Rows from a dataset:
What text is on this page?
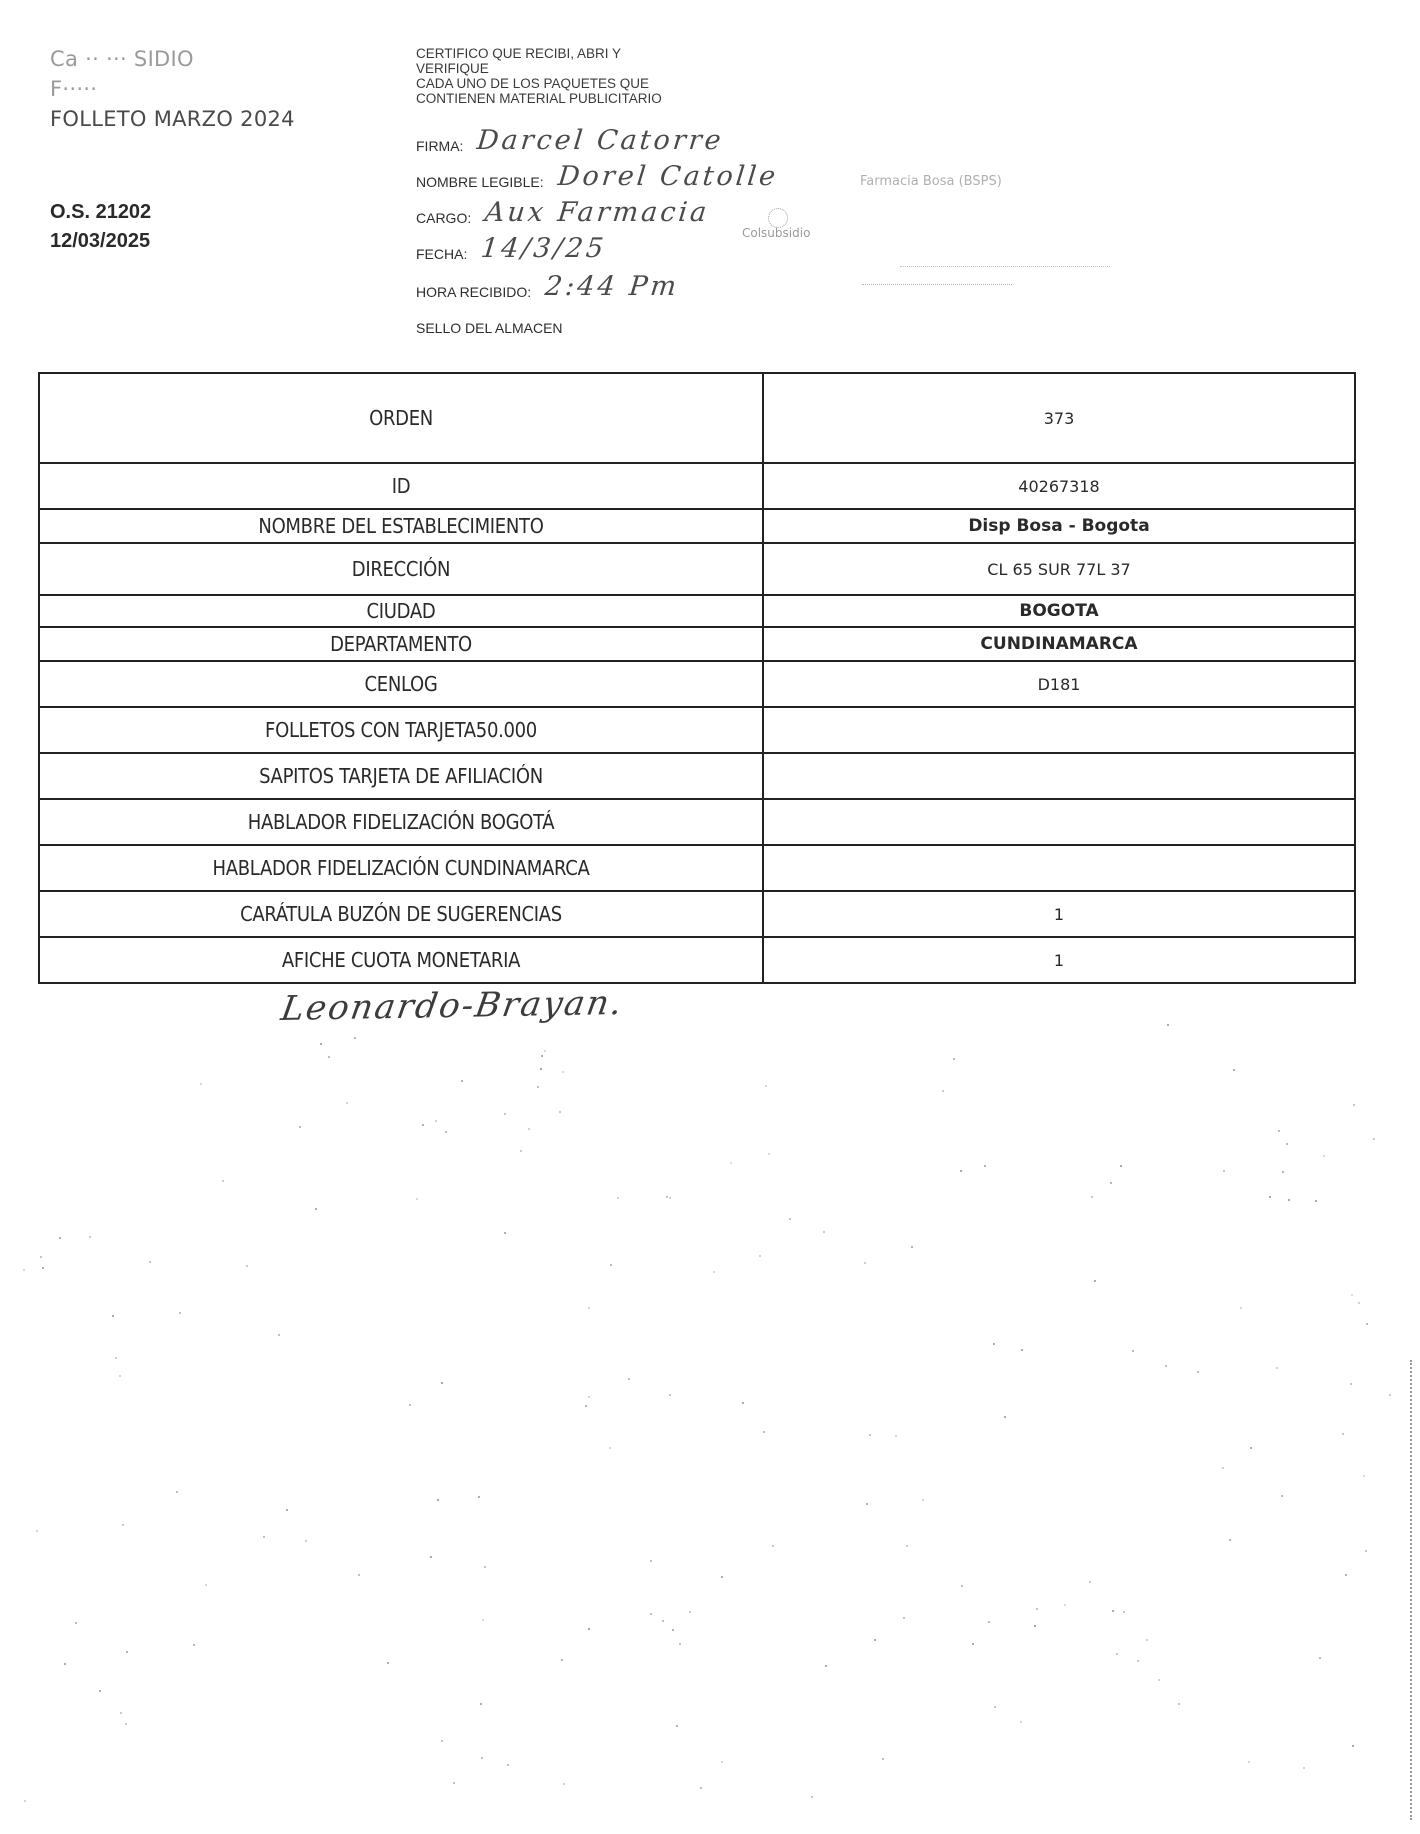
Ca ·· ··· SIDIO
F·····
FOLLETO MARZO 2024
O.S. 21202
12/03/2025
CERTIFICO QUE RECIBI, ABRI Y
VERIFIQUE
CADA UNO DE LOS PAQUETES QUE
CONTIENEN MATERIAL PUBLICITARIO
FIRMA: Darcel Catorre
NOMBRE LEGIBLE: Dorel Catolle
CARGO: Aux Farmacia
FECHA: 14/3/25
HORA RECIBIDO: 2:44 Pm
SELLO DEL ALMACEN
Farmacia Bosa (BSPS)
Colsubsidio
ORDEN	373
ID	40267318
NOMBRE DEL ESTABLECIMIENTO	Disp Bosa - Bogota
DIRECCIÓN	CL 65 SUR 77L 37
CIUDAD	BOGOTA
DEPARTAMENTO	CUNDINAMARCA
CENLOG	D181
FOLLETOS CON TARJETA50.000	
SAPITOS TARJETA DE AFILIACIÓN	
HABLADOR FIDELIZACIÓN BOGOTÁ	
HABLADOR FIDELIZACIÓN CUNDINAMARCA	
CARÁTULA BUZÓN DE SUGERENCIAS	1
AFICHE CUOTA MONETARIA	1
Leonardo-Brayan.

EXERCISE GOAL = Return each line from the material above exactly, but not the pictures.

OUTPUT OF THE EXERCISE =
What text is on this page?
Ca ·· ··· SIDIO
F·····
FOLLETO MARZO 2024
O.S. 21202
12/03/2025
CERTIFICO QUE RECIBI, ABRI Y
VERIFIQUE
CADA UNO DE LOS PAQUETES QUE
CONTIENEN MATERIAL PUBLICITARIO
FIRMA: Darcel Catorre
NOMBRE LEGIBLE: Dorel Catolle
CARGO: Aux Farmacia
FECHA: 14/3/25
HORA RECIBIDO: 2:44 Pm
SELLO DEL ALMACEN
Farmacia Bosa (BSPS)
Colsubsidio
ORDEN	373
ID	40267318
NOMBRE DEL ESTABLECIMIENTO	Disp Bosa - Bogota
DIRECCIÓN	CL 65 SUR 77L 37
CIUDAD	BOGOTA
DEPARTAMENTO	CUNDINAMARCA
CENLOG	D181
FOLLETOS CON TARJETA50.000	
SAPITOS TARJETA DE AFILIACIÓN	
HABLADOR FIDELIZACIÓN BOGOTÁ	
HABLADOR FIDELIZACIÓN CUNDINAMARCA	
CARÁTULA BUZÓN DE SUGERENCIAS	1
AFICHE CUOTA MONETARIA	1
Leonardo-Brayan.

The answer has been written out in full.